→ **Stated task**: The exercise asks for every line of the data to be reproduced exactly.

Data listing
· · · ·
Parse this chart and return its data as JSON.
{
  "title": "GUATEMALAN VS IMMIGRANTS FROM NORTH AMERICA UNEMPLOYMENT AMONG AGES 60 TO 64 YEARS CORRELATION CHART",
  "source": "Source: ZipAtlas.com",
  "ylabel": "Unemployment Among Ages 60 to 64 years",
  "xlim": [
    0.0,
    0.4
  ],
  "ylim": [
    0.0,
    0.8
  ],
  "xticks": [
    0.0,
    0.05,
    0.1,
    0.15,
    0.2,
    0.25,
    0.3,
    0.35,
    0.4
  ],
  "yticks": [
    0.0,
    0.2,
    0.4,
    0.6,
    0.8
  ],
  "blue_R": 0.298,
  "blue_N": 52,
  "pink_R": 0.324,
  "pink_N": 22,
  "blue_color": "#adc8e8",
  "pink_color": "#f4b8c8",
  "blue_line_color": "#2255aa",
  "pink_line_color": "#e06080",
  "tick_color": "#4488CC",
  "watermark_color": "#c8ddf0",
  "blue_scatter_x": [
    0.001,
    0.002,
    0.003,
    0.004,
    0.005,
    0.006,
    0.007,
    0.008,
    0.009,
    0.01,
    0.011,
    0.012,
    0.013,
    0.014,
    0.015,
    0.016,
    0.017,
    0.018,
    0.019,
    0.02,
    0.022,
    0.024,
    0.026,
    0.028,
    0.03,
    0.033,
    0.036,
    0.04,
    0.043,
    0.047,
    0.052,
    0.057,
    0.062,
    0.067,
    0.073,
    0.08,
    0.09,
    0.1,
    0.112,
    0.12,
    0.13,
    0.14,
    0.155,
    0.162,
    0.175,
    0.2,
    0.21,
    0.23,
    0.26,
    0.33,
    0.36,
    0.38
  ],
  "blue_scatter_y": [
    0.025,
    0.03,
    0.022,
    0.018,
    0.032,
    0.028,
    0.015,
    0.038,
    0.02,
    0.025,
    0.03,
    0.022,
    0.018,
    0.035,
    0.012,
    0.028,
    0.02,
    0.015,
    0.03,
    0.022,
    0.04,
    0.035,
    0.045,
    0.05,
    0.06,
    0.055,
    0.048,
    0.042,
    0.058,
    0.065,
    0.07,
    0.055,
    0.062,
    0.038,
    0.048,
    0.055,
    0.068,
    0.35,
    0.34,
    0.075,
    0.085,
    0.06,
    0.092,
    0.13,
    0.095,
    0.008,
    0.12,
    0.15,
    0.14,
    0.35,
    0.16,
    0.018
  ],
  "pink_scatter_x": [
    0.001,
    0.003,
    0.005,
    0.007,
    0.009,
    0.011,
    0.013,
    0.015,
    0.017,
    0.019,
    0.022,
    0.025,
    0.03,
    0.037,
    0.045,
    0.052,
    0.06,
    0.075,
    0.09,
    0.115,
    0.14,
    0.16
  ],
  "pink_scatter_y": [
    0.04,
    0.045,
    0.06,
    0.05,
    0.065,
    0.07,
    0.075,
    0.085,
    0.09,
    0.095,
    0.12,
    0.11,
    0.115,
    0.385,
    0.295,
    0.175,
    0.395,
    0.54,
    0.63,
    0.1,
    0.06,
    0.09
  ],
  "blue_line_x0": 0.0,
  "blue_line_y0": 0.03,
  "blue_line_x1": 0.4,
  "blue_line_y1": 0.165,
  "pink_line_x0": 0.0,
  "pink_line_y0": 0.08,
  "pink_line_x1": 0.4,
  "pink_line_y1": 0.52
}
· · · ·
→ **Exercise solution**:
Parse this chart and return its data as JSON.
{
  "title": "GUATEMALAN VS IMMIGRANTS FROM NORTH AMERICA UNEMPLOYMENT AMONG AGES 60 TO 64 YEARS CORRELATION CHART",
  "source": "Source: ZipAtlas.com",
  "ylabel": "Unemployment Among Ages 60 to 64 years",
  "xlim": [
    0.0,
    0.4
  ],
  "ylim": [
    0.0,
    0.8
  ],
  "xticks": [
    0.0,
    0.05,
    0.1,
    0.15,
    0.2,
    0.25,
    0.3,
    0.35,
    0.4
  ],
  "yticks": [
    0.0,
    0.2,
    0.4,
    0.6,
    0.8
  ],
  "blue_R": 0.298,
  "blue_N": 52,
  "pink_R": 0.324,
  "pink_N": 22,
  "blue_color": "#adc8e8",
  "pink_color": "#f4b8c8",
  "blue_line_color": "#2255aa",
  "pink_line_color": "#e06080",
  "tick_color": "#4488CC",
  "watermark_color": "#c8ddf0",
  "blue_scatter_x": [
    0.001,
    0.002,
    0.003,
    0.004,
    0.005,
    0.006,
    0.007,
    0.008,
    0.009,
    0.01,
    0.011,
    0.012,
    0.013,
    0.014,
    0.015,
    0.016,
    0.017,
    0.018,
    0.019,
    0.02,
    0.022,
    0.024,
    0.026,
    0.028,
    0.03,
    0.033,
    0.036,
    0.04,
    0.043,
    0.047,
    0.052,
    0.057,
    0.062,
    0.067,
    0.073,
    0.08,
    0.09,
    0.1,
    0.112,
    0.12,
    0.13,
    0.14,
    0.155,
    0.162,
    0.175,
    0.2,
    0.21,
    0.23,
    0.26,
    0.33,
    0.36,
    0.38
  ],
  "blue_scatter_y": [
    0.025,
    0.03,
    0.022,
    0.018,
    0.032,
    0.028,
    0.015,
    0.038,
    0.02,
    0.025,
    0.03,
    0.022,
    0.018,
    0.035,
    0.012,
    0.028,
    0.02,
    0.015,
    0.03,
    0.022,
    0.04,
    0.035,
    0.045,
    0.05,
    0.06,
    0.055,
    0.048,
    0.042,
    0.058,
    0.065,
    0.07,
    0.055,
    0.062,
    0.038,
    0.048,
    0.055,
    0.068,
    0.35,
    0.34,
    0.075,
    0.085,
    0.06,
    0.092,
    0.13,
    0.095,
    0.008,
    0.12,
    0.15,
    0.14,
    0.35,
    0.16,
    0.018
  ],
  "pink_scatter_x": [
    0.001,
    0.003,
    0.005,
    0.007,
    0.009,
    0.011,
    0.013,
    0.015,
    0.017,
    0.019,
    0.022,
    0.025,
    0.03,
    0.037,
    0.045,
    0.052,
    0.06,
    0.075,
    0.09,
    0.115,
    0.14,
    0.16
  ],
  "pink_scatter_y": [
    0.04,
    0.045,
    0.06,
    0.05,
    0.065,
    0.07,
    0.075,
    0.085,
    0.09,
    0.095,
    0.12,
    0.11,
    0.115,
    0.385,
    0.295,
    0.175,
    0.395,
    0.54,
    0.63,
    0.1,
    0.06,
    0.09
  ],
  "blue_line_x0": 0.0,
  "blue_line_y0": 0.03,
  "blue_line_x1": 0.4,
  "blue_line_y1": 0.165,
  "pink_line_x0": 0.0,
  "pink_line_y0": 0.08,
  "pink_line_x1": 0.4,
  "pink_line_y1": 0.52
}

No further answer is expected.